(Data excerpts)
---------------

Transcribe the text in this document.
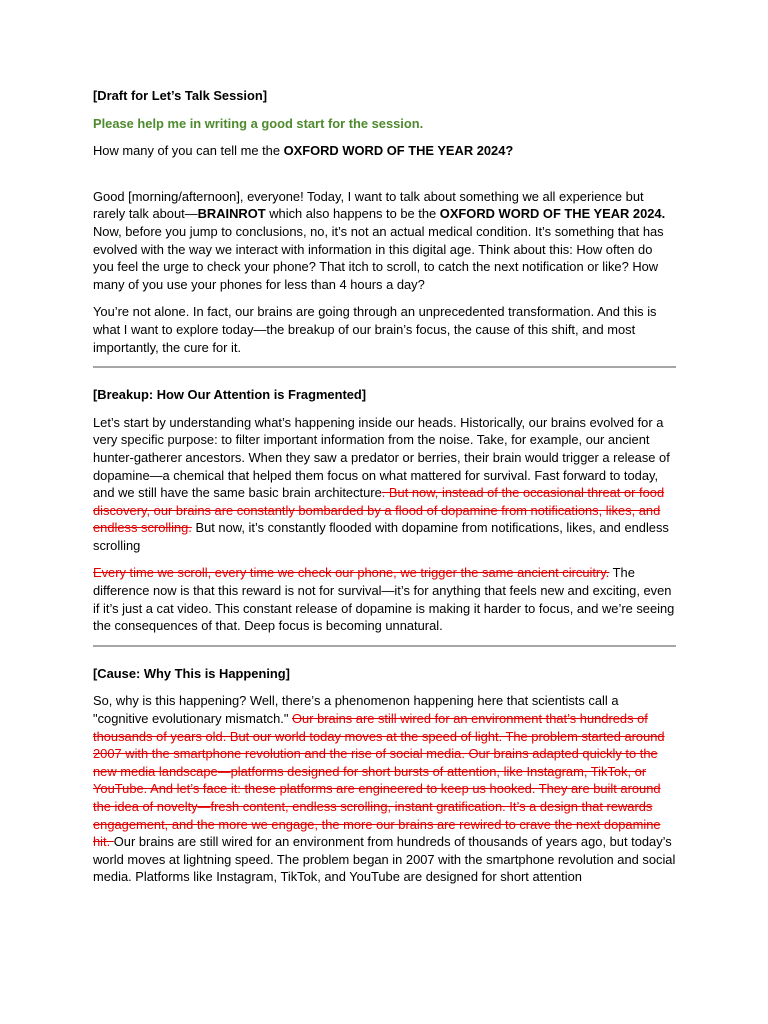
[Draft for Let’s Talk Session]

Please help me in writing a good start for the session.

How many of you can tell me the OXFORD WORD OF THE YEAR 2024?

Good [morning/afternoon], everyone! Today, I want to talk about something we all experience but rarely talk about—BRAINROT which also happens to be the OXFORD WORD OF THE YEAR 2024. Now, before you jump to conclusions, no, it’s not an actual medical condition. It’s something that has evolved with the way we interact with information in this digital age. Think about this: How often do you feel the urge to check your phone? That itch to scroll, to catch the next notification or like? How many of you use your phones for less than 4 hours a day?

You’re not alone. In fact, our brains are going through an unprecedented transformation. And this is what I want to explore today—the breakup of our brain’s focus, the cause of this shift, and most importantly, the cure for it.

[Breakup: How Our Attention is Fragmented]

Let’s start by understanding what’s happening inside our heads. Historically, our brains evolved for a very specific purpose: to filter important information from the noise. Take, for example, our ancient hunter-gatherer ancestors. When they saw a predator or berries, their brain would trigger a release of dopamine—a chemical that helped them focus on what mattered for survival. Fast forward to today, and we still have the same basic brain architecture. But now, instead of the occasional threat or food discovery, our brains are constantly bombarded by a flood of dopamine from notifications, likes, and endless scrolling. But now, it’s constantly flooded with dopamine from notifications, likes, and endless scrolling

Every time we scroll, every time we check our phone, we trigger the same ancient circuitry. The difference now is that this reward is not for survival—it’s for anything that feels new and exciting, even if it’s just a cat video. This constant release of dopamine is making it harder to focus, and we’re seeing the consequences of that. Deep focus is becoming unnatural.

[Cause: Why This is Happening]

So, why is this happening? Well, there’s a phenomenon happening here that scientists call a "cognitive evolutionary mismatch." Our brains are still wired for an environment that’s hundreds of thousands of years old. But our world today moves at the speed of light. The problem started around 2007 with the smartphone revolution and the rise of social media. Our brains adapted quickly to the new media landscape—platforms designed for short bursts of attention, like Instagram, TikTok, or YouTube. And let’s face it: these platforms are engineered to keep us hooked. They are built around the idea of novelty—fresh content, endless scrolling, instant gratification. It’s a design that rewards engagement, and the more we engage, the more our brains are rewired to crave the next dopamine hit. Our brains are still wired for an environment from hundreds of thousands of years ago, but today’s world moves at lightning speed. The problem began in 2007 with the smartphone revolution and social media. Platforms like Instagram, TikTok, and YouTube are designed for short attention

---------------

→ Task description
Leave out the pictures and print every line of the data exactly.

→ Full answer
Transcribe the text in this document.
[Draft for Let’s Talk Session]

Please help me in writing a good start for the session.

How many of you can tell me the OXFORD WORD OF THE YEAR 2024?

Good [morning/afternoon], everyone! Today, I want to talk about something we all experience but rarely talk about—BRAINROT which also happens to be the OXFORD WORD OF THE YEAR 2024. Now, before you jump to conclusions, no, it’s not an actual medical condition. It’s something that has evolved with the way we interact with information in this digital age. Think about this: How often do you feel the urge to check your phone? That itch to scroll, to catch the next notification or like? How many of you use your phones for less than 4 hours a day?

You’re not alone. In fact, our brains are going through an unprecedented transformation. And this is what I want to explore today—the breakup of our brain’s focus, the cause of this shift, and most importantly, the cure for it.

[Breakup: How Our Attention is Fragmented]

Let’s start by understanding what’s happening inside our heads. Historically, our brains evolved for a very specific purpose: to filter important information from the noise. Take, for example, our ancient hunter-gatherer ancestors. When they saw a predator or berries, their brain would trigger a release of dopamine—a chemical that helped them focus on what mattered for survival. Fast forward to today, and we still have the same basic brain architecture. But now, instead of the occasional threat or food discovery, our brains are constantly bombarded by a flood of dopamine from notifications, likes, and endless scrolling. But now, it’s constantly flooded with dopamine from notifications, likes, and endless scrolling

Every time we scroll, every time we check our phone, we trigger the same ancient circuitry. The difference now is that this reward is not for survival—it’s for anything that feels new and exciting, even if it’s just a cat video. This constant release of dopamine is making it harder to focus, and we’re seeing the consequences of that. Deep focus is becoming unnatural.

[Cause: Why This is Happening]

So, why is this happening? Well, there’s a phenomenon happening here that scientists call a "cognitive evolutionary mismatch." Our brains are still wired for an environment that’s hundreds of thousands of years old. But our world today moves at the speed of light. The problem started around 2007 with the smartphone revolution and the rise of social media. Our brains adapted quickly to the new media landscape—platforms designed for short bursts of attention, like Instagram, TikTok, or YouTube. And let’s face it: these platforms are engineered to keep us hooked. They are built around the idea of novelty—fresh content, endless scrolling, instant gratification. It’s a design that rewards engagement, and the more we engage, the more our brains are rewired to crave the next dopamine hit. Our brains are still wired for an environment from hundreds of thousands of years ago, but today’s world moves at lightning speed. The problem began in 2007 with the smartphone revolution and social media. Platforms like Instagram, TikTok, and YouTube are designed for short attention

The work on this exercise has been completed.